**Dataset rows**
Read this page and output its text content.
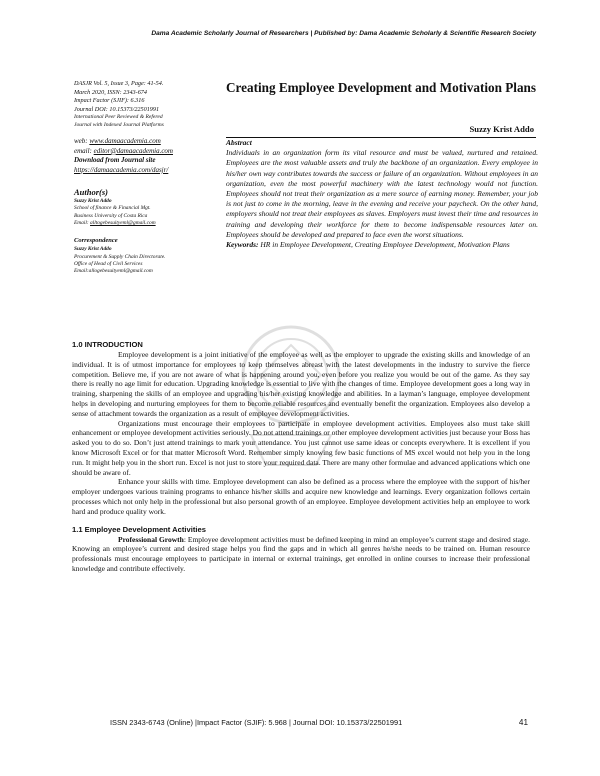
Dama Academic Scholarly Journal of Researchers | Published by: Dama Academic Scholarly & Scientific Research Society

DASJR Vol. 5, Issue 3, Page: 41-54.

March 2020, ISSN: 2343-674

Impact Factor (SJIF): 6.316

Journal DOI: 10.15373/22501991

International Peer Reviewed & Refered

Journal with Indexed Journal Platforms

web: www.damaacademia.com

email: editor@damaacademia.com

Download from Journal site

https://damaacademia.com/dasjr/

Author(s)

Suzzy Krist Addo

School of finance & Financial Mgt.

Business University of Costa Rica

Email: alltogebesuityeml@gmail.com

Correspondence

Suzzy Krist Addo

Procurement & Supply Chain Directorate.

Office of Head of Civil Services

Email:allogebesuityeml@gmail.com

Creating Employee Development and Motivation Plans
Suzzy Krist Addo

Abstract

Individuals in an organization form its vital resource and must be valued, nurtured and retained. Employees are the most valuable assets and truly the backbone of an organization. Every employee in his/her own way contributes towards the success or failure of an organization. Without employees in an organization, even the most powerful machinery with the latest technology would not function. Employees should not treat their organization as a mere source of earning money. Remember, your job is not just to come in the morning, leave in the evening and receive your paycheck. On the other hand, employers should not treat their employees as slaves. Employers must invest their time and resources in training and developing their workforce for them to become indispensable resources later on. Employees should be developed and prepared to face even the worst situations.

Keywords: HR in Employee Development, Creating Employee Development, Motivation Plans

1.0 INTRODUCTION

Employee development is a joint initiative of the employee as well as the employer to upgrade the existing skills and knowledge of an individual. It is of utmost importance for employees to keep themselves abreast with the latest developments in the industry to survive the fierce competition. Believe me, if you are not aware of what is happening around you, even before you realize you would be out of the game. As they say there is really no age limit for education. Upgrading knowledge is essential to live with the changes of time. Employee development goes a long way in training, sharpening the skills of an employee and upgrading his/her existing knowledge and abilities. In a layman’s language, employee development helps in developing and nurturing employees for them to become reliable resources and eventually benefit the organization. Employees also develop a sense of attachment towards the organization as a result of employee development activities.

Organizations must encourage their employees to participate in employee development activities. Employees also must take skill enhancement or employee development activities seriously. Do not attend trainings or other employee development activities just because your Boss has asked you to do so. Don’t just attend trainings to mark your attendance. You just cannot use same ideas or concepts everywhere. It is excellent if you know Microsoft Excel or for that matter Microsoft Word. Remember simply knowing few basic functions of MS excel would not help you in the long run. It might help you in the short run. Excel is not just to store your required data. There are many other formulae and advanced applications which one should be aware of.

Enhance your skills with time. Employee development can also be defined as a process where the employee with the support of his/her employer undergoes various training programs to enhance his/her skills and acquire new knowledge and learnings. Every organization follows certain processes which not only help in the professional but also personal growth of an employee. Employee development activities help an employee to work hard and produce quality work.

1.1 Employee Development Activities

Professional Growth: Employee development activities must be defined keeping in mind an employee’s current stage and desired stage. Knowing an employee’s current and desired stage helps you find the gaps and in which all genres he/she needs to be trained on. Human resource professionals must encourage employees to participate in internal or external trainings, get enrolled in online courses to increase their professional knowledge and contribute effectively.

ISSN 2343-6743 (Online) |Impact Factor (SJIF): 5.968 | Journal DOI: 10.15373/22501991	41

**Requirements**
Give the material again exactly as it is, but keep the pictures out.

**The output**
Read this page and output its text content.
Dama Academic Scholarly Journal of Researchers | Published by: Dama Academic Scholarly & Scientific Research Society

DASJR Vol. 5, Issue 3, Page: 41-54.

March 2020, ISSN: 2343-674

Impact Factor (SJIF): 6.316

Journal DOI: 10.15373/22501991

International Peer Reviewed & Refered

Journal with Indexed Journal Platforms

web: www.damaacademia.com

email: editor@damaacademia.com

Download from Journal site

https://damaacademia.com/dasjr/

Author(s)

Suzzy Krist Addo

School of finance & Financial Mgt.

Business University of Costa Rica

Email: alltogebesuityeml@gmail.com

Correspondence

Suzzy Krist Addo

Procurement & Supply Chain Directorate.

Office of Head of Civil Services

Email:allogebesuityeml@gmail.com

Creating Employee Development and Motivation Plans
Suzzy Krist Addo

Abstract

Individuals in an organization form its vital resource and must be valued, nurtured and retained. Employees are the most valuable assets and truly the backbone of an organization. Every employee in his/her own way contributes towards the success or failure of an organization. Without employees in an organization, even the most powerful machinery with the latest technology would not function. Employees should not treat their organization as a mere source of earning money. Remember, your job is not just to come in the morning, leave in the evening and receive your paycheck. On the other hand, employers should not treat their employees as slaves. Employers must invest their time and resources in training and developing their workforce for them to become indispensable resources later on. Employees should be developed and prepared to face even the worst situations.

Keywords: HR in Employee Development, Creating Employee Development, Motivation Plans

1.0 INTRODUCTION

Employee development is a joint initiative of the employee as well as the employer to upgrade the existing skills and knowledge of an individual. It is of utmost importance for employees to keep themselves abreast with the latest developments in the industry to survive the fierce competition. Believe me, if you are not aware of what is happening around you, even before you realize you would be out of the game. As they say there is really no age limit for education. Upgrading knowledge is essential to live with the changes of time. Employee development goes a long way in training, sharpening the skills of an employee and upgrading his/her existing knowledge and abilities. In a layman’s language, employee development helps in developing and nurturing employees for them to become reliable resources and eventually benefit the organization. Employees also develop a sense of attachment towards the organization as a result of employee development activities.

Organizations must encourage their employees to participate in employee development activities. Employees also must take skill enhancement or employee development activities seriously. Do not attend trainings or other employee development activities just because your Boss has asked you to do so. Don’t just attend trainings to mark your attendance. You just cannot use same ideas or concepts everywhere. It is excellent if you know Microsoft Excel or for that matter Microsoft Word. Remember simply knowing few basic functions of MS excel would not help you in the long run. It might help you in the short run. Excel is not just to store your required data. There are many other formulae and advanced applications which one should be aware of.

Enhance your skills with time. Employee development can also be defined as a process where the employee with the support of his/her employer undergoes various training programs to enhance his/her skills and acquire new knowledge and learnings. Every organization follows certain processes which not only help in the professional but also personal growth of an employee. Employee development activities help an employee to work hard and produce quality work.

1.1 Employee Development Activities

Professional Growth: Employee development activities must be defined keeping in mind an employee’s current stage and desired stage. Knowing an employee’s current and desired stage helps you find the gaps and in which all genres he/she needs to be trained on. Human resource professionals must encourage employees to participate in internal or external trainings, get enrolled in online courses to increase their professional knowledge and contribute effectively.

ISSN 2343-6743 (Online) |Impact Factor (SJIF): 5.968 | Journal DOI: 10.15373/22501991	41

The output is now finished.